## Data extract
## START

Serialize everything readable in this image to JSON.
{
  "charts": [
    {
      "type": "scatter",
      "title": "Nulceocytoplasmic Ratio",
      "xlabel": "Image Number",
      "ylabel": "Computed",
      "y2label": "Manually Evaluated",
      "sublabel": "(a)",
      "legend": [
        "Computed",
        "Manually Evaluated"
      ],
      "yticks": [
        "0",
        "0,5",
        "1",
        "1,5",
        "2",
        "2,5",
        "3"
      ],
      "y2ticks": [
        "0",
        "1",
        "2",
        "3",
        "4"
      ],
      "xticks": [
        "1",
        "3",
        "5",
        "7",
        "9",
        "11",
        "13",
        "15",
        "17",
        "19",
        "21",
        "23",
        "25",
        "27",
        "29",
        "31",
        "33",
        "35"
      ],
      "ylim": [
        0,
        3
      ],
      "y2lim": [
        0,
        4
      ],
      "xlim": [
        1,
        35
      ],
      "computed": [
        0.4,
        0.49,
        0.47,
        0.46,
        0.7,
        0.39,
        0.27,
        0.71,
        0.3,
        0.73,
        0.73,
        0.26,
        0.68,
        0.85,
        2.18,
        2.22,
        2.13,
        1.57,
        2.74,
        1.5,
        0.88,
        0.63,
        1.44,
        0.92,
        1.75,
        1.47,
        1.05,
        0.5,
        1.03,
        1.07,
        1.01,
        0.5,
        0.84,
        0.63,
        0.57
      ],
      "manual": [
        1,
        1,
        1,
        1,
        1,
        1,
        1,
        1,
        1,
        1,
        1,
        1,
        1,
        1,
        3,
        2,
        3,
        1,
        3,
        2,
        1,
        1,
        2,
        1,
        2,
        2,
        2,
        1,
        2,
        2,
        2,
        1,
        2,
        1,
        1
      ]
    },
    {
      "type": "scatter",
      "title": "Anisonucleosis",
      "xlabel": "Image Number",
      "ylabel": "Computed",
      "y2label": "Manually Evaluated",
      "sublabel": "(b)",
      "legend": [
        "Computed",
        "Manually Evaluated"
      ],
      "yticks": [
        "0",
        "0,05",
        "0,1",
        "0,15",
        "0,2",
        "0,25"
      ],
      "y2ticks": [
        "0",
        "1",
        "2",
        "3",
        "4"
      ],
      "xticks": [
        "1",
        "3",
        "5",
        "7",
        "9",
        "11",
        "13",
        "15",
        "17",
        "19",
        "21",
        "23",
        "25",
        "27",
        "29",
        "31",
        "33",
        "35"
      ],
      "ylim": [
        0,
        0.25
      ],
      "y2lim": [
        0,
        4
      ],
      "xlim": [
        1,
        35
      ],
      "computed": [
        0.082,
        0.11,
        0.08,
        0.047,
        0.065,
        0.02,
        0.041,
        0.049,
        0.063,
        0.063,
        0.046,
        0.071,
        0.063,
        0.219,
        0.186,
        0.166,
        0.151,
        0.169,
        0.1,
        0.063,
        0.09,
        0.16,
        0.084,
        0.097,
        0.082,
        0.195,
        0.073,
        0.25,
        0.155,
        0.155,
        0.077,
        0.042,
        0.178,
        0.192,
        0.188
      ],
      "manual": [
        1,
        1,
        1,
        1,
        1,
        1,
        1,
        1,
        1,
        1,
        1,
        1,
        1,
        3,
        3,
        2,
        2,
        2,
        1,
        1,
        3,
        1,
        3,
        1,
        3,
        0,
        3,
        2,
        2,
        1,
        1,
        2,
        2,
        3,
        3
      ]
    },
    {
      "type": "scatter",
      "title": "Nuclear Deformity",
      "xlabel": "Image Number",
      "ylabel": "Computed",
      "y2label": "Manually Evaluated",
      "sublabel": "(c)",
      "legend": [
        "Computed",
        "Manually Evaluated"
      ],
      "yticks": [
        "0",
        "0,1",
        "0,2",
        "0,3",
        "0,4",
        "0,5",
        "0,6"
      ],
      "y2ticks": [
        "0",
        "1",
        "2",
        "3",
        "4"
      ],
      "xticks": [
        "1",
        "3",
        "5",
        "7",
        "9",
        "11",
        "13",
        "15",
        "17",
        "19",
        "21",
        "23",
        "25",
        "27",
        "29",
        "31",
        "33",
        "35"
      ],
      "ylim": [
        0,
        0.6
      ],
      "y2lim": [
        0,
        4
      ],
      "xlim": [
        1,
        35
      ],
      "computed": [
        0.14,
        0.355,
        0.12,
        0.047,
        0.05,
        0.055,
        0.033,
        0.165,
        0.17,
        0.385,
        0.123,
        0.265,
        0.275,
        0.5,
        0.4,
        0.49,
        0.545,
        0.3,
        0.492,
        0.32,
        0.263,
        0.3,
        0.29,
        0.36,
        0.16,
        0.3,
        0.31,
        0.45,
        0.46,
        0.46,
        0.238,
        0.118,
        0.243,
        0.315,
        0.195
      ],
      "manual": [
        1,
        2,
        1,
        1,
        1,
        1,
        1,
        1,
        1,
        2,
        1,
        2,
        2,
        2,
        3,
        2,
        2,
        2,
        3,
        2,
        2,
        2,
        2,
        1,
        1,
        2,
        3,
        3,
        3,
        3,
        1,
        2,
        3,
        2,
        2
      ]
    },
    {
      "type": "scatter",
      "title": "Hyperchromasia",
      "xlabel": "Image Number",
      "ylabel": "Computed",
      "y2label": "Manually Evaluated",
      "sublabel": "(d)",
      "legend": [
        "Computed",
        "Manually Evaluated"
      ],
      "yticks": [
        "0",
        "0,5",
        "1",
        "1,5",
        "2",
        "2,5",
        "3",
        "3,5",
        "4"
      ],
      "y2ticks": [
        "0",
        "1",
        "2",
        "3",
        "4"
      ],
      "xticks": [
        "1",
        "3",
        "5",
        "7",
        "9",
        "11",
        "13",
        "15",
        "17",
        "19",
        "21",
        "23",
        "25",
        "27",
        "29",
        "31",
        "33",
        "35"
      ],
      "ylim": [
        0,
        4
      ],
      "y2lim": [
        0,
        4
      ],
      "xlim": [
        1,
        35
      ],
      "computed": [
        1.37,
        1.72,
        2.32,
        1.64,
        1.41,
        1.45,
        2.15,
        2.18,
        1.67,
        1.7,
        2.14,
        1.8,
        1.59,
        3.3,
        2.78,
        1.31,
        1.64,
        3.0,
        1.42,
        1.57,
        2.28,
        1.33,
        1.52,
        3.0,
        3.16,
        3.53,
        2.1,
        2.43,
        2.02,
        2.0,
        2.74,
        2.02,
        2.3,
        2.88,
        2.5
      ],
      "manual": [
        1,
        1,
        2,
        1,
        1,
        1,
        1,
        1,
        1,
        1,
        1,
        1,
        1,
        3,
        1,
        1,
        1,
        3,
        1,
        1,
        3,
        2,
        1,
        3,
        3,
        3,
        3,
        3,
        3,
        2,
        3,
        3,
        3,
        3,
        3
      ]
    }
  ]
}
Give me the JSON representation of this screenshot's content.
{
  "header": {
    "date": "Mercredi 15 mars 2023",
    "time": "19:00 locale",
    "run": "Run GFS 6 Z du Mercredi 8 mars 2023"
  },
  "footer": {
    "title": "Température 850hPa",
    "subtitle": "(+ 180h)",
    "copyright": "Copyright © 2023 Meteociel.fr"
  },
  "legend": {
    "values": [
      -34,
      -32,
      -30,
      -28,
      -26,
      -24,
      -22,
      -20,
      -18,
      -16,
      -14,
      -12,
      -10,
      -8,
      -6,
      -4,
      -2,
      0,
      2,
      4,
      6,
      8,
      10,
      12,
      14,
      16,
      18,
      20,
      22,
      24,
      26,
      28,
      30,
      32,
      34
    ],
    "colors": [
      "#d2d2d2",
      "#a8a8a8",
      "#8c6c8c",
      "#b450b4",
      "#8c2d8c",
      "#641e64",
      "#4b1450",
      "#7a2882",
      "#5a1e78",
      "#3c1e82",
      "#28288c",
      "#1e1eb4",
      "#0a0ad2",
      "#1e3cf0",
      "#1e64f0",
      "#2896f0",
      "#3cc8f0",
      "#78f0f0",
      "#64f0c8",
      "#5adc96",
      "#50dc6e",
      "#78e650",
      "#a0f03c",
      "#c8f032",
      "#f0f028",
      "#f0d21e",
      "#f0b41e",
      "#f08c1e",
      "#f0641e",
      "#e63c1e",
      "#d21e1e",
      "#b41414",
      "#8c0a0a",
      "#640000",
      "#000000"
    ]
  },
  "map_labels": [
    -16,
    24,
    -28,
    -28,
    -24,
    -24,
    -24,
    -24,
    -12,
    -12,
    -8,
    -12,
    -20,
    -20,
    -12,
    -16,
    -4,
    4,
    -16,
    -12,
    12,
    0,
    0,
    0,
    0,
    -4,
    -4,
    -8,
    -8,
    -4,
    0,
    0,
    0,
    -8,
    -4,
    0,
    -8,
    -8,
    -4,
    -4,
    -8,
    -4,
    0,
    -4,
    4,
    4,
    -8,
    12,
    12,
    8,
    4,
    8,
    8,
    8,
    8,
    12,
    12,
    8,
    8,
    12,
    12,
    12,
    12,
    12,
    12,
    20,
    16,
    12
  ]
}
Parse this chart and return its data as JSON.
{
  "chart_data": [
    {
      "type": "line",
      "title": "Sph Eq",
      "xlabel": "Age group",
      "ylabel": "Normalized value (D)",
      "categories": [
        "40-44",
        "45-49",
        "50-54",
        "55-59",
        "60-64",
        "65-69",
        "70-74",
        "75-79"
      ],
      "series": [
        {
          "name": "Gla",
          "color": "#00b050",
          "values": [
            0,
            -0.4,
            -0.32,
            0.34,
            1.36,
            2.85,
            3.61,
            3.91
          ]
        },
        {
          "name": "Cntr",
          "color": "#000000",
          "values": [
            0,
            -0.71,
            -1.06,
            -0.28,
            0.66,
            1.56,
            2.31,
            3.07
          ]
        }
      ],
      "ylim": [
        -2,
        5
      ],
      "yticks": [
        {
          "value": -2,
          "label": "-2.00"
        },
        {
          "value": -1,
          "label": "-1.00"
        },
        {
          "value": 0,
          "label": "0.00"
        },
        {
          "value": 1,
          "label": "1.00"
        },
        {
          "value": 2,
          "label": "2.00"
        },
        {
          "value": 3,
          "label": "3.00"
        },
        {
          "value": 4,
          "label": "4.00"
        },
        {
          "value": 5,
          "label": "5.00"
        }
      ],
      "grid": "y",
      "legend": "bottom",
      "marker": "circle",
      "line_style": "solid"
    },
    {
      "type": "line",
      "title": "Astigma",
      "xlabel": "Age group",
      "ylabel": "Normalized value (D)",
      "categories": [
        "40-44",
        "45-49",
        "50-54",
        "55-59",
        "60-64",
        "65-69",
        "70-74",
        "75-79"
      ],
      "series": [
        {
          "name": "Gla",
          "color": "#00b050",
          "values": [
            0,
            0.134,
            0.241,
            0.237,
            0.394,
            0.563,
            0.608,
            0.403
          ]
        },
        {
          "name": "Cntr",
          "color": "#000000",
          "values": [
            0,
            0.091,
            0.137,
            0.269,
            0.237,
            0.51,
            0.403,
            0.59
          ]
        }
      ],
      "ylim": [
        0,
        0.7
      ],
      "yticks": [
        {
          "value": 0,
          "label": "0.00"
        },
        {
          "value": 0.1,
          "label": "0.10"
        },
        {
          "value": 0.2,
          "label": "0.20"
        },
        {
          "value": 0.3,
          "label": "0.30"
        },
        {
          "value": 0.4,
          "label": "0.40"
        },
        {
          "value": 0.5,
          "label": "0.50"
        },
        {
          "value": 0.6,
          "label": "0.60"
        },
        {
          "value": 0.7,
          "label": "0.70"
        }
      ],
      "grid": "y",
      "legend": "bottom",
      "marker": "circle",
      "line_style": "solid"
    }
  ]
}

## END

## Work to be completed
Sift through the entries and copy every line with "mars".

## Response to the exercise
    "date": "Mercredi 15 mars 2023",
    "run": "Run GFS 6 Z du Mercredi 8 mars 2023"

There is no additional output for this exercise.